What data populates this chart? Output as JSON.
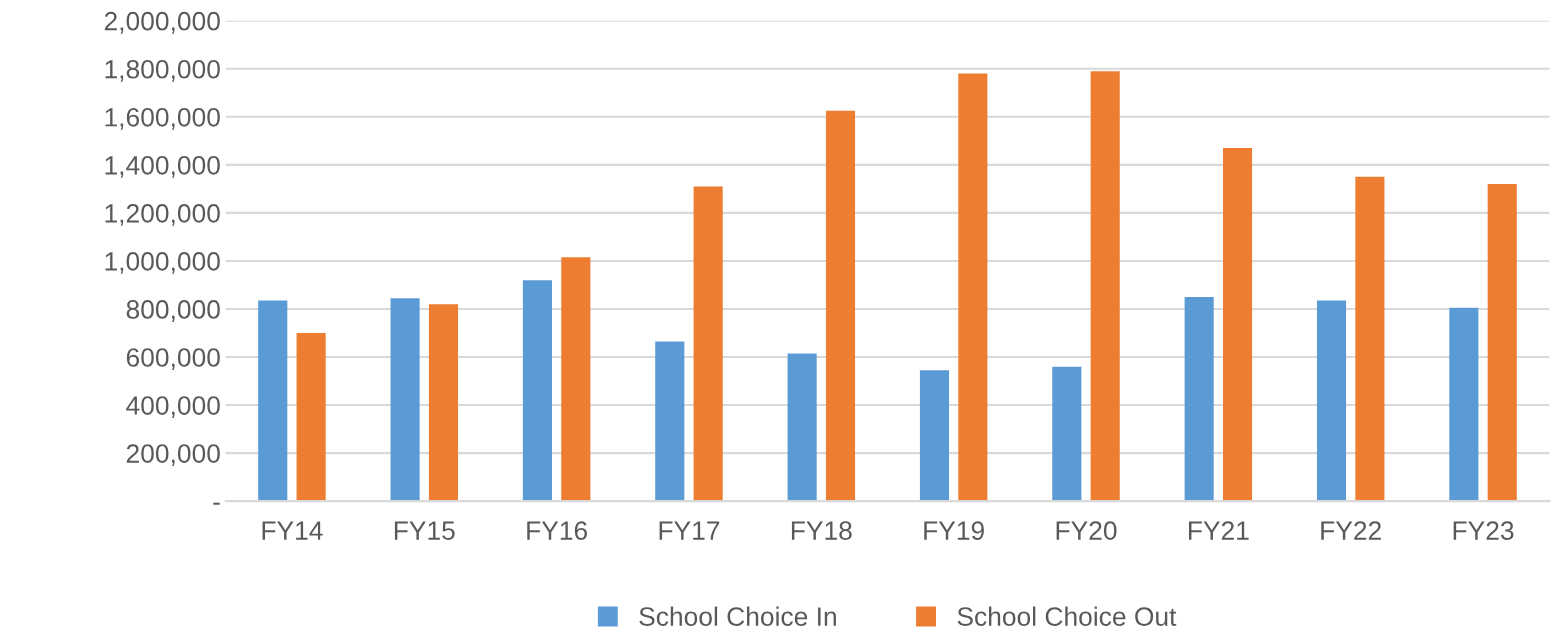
{
  "chart_data": {
    "type": "bar",
    "categories": [
      "FY14",
      "FY15",
      "FY16",
      "FY17",
      "FY18",
      "FY19",
      "FY20",
      "FY21",
      "FY22",
      "FY23"
    ],
    "series": [
      {
        "name": "School Choice In",
        "color": "#5b9bd5",
        "values": [
          835000,
          845000,
          920000,
          665000,
          615000,
          545000,
          560000,
          850000,
          835000,
          805000
        ]
      },
      {
        "name": "School Choice Out",
        "color": "#ed7d31",
        "values": [
          700000,
          820000,
          1015000,
          1310000,
          1625000,
          1780000,
          1790000,
          1470000,
          1350000,
          1320000
        ]
      }
    ],
    "ylim": [
      0,
      2000000
    ],
    "yticks": [
      {
        "value": 0,
        "label": "-"
      },
      {
        "value": 200000,
        "label": "200,000"
      },
      {
        "value": 400000,
        "label": "400,000"
      },
      {
        "value": 600000,
        "label": "600,000"
      },
      {
        "value": 800000,
        "label": "800,000"
      },
      {
        "value": 1000000,
        "label": "1,000,000"
      },
      {
        "value": 1200000,
        "label": "1,200,000"
      },
      {
        "value": 1400000,
        "label": "1,400,000"
      },
      {
        "value": 1600000,
        "label": "1,600,000"
      },
      {
        "value": 1800000,
        "label": "1,800,000"
      },
      {
        "value": 2000000,
        "label": "2,000,000"
      }
    ],
    "grid": "y",
    "legend": "bottom"
  }
}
○ ○ ○
The exercise: Isolate the lines above that contain the word "Choice" and copy them.

Solution for this task:
        "name": "School Choice In",
        "name": "School Choice Out",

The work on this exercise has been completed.